Below are the records; pull every line that includes "Parse".

╭─ Data lines

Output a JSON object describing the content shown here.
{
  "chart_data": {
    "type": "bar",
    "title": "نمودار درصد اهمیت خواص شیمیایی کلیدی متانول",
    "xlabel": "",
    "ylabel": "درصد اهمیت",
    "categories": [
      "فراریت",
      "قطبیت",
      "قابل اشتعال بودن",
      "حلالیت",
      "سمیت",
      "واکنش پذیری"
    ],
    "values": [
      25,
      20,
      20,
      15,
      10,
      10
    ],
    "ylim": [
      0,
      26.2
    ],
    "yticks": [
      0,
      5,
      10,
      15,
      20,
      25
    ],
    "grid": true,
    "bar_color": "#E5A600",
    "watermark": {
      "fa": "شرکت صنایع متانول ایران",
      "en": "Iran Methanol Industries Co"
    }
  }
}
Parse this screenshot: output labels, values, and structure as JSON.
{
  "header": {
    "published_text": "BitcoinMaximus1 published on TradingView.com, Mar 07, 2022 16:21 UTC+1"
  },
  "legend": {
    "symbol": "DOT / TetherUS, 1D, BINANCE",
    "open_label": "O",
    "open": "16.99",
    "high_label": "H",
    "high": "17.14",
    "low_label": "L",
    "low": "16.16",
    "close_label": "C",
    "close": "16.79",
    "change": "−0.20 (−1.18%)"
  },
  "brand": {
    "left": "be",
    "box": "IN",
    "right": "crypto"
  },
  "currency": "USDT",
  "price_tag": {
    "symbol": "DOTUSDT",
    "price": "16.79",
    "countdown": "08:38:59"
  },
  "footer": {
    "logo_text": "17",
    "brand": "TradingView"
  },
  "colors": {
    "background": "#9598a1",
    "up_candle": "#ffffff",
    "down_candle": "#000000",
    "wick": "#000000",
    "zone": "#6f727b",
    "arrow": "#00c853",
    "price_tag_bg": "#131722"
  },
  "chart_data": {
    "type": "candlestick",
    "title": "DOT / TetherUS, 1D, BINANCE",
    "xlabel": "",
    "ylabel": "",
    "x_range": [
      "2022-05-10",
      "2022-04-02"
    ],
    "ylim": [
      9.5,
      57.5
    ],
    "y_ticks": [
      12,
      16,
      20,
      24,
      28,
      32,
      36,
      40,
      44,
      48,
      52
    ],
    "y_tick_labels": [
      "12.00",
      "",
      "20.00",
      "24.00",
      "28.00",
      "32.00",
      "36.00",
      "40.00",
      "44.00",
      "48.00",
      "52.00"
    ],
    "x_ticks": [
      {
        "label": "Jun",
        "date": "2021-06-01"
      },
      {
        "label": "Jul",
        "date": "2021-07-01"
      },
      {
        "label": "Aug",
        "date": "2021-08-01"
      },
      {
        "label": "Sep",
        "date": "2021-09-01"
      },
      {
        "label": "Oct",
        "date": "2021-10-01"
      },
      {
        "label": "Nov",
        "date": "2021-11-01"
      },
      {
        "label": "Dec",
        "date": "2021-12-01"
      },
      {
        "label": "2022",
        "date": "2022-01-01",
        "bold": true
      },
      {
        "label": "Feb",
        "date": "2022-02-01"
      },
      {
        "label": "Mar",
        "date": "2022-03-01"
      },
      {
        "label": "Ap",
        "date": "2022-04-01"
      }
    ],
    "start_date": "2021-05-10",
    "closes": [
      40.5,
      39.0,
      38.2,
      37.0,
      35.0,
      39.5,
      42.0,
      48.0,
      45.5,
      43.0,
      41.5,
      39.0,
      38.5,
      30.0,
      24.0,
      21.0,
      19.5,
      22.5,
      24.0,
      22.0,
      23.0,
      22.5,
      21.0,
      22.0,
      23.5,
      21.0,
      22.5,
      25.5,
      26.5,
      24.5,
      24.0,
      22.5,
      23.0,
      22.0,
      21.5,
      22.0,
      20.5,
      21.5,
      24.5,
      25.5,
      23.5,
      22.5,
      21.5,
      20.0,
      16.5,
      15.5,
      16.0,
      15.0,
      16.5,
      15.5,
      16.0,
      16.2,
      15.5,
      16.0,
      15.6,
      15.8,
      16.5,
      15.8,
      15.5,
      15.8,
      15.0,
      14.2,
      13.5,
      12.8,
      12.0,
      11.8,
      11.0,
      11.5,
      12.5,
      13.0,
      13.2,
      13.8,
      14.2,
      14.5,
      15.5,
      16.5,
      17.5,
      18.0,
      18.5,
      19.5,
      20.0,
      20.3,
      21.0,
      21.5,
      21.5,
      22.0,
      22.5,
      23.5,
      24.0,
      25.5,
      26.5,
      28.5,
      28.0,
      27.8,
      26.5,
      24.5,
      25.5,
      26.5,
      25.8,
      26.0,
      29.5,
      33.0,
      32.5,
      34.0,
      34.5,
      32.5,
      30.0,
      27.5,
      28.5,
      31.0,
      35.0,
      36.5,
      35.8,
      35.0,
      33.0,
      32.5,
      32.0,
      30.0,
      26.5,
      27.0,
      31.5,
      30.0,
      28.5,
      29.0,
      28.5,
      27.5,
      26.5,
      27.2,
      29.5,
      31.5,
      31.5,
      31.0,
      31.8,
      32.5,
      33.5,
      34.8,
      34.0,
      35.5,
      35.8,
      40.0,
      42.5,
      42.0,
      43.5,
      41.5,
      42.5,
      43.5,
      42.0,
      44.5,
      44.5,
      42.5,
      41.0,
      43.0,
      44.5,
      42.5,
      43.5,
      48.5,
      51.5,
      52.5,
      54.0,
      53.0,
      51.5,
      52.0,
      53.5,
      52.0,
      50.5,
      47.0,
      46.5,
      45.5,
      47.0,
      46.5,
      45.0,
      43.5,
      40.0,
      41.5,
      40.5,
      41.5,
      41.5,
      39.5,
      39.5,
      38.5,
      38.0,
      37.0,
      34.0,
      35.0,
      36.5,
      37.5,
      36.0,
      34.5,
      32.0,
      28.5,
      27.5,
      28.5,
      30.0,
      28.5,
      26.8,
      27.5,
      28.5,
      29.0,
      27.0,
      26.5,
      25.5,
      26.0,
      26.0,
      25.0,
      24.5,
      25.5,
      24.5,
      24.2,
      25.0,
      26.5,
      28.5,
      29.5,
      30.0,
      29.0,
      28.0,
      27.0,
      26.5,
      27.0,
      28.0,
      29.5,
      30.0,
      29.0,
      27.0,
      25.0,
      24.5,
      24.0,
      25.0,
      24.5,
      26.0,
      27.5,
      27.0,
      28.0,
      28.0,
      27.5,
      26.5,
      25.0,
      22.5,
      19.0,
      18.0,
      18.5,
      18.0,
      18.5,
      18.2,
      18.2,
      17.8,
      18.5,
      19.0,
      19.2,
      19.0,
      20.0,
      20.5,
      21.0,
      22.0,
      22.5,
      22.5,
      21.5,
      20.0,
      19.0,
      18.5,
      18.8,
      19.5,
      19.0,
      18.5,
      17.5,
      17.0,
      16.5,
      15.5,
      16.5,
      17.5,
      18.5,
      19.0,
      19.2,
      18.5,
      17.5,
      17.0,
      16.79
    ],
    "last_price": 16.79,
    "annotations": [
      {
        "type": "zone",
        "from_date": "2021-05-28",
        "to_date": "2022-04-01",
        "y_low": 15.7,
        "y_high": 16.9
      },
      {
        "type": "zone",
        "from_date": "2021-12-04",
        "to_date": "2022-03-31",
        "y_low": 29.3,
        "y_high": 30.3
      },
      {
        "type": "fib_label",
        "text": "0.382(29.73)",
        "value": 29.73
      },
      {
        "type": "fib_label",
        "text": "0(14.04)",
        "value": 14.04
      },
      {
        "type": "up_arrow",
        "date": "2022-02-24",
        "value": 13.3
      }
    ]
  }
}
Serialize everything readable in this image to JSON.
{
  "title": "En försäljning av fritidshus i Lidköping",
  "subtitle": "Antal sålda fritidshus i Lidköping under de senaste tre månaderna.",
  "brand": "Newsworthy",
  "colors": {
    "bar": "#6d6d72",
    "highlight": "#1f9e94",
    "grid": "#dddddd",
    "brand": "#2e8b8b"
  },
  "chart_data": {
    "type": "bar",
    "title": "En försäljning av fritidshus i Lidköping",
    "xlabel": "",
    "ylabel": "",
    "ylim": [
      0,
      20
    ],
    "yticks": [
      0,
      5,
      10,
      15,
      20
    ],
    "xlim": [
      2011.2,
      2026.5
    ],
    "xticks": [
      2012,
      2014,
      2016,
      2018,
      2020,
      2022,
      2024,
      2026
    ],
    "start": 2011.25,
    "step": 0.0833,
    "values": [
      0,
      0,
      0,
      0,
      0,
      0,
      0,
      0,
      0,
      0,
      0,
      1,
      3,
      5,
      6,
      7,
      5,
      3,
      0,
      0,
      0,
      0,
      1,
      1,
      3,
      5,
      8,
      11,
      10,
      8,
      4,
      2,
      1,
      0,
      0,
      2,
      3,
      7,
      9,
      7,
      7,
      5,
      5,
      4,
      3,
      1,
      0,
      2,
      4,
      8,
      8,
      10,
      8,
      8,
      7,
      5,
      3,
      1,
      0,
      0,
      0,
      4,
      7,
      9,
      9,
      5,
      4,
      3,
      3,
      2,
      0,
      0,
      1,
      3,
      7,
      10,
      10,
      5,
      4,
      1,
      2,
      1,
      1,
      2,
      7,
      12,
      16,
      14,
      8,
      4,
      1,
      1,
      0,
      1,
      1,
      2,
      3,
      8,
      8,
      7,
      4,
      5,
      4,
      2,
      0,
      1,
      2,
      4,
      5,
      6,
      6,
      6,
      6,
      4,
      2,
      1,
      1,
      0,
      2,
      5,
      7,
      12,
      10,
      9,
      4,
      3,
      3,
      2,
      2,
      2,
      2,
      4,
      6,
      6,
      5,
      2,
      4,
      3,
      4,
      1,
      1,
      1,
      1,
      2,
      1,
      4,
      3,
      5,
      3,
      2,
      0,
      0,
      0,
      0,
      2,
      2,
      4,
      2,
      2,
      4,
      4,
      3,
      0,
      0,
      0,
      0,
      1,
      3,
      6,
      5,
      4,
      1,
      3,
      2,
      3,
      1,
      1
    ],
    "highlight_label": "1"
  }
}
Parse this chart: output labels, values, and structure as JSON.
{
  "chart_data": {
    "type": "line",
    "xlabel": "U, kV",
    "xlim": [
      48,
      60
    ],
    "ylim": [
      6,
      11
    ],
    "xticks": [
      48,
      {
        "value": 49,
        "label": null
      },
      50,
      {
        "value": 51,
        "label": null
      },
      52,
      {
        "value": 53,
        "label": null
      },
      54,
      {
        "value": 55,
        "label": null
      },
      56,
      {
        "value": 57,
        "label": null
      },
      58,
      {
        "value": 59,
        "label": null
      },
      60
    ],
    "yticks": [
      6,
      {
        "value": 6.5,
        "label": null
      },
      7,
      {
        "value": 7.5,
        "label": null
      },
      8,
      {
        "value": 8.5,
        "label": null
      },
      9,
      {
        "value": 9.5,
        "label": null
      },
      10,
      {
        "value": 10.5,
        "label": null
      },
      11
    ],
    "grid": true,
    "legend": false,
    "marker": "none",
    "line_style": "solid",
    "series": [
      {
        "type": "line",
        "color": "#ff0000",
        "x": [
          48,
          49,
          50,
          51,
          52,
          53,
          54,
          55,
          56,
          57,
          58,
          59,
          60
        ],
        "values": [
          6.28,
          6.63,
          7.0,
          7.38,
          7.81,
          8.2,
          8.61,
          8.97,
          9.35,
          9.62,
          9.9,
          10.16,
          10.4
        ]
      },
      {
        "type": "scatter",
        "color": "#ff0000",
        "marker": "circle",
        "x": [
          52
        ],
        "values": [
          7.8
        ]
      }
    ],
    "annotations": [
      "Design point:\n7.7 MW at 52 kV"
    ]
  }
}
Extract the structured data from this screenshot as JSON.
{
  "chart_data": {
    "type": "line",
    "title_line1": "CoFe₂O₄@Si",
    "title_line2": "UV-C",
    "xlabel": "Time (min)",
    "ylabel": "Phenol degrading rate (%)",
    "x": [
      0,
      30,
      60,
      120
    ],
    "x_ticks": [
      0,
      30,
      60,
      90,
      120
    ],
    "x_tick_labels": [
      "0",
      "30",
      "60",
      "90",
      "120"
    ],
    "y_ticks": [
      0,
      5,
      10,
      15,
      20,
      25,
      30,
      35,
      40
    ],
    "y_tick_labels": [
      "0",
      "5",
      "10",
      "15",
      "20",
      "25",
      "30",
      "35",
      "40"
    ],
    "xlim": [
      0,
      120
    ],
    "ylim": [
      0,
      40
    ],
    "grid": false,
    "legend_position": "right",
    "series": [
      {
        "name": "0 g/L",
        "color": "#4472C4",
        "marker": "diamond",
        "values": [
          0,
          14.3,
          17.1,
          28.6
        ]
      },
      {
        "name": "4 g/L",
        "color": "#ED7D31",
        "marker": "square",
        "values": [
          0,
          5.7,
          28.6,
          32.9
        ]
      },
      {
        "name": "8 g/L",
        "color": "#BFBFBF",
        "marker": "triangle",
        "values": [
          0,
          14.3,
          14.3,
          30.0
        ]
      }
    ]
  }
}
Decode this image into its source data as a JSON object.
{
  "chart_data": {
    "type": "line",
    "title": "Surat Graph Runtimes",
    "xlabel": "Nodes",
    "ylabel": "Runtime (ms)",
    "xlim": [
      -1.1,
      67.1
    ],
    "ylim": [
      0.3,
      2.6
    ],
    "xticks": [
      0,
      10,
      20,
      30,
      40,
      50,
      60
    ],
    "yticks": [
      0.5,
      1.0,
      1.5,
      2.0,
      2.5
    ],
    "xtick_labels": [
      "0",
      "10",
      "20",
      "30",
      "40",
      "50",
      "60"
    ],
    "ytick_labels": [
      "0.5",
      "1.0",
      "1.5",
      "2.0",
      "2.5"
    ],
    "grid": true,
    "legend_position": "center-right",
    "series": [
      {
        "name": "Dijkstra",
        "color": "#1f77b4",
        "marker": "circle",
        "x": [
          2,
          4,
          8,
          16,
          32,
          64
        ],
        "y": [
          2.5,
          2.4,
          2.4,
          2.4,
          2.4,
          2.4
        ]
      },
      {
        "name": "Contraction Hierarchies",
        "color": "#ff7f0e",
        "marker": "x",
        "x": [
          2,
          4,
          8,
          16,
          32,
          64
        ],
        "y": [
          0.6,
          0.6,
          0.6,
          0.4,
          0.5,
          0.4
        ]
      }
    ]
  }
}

╰─

## Response for this exercise
Parse this screenshot: output labels, values, and structure as JSON.
Parse this chart: output labels, values, and structure as JSON.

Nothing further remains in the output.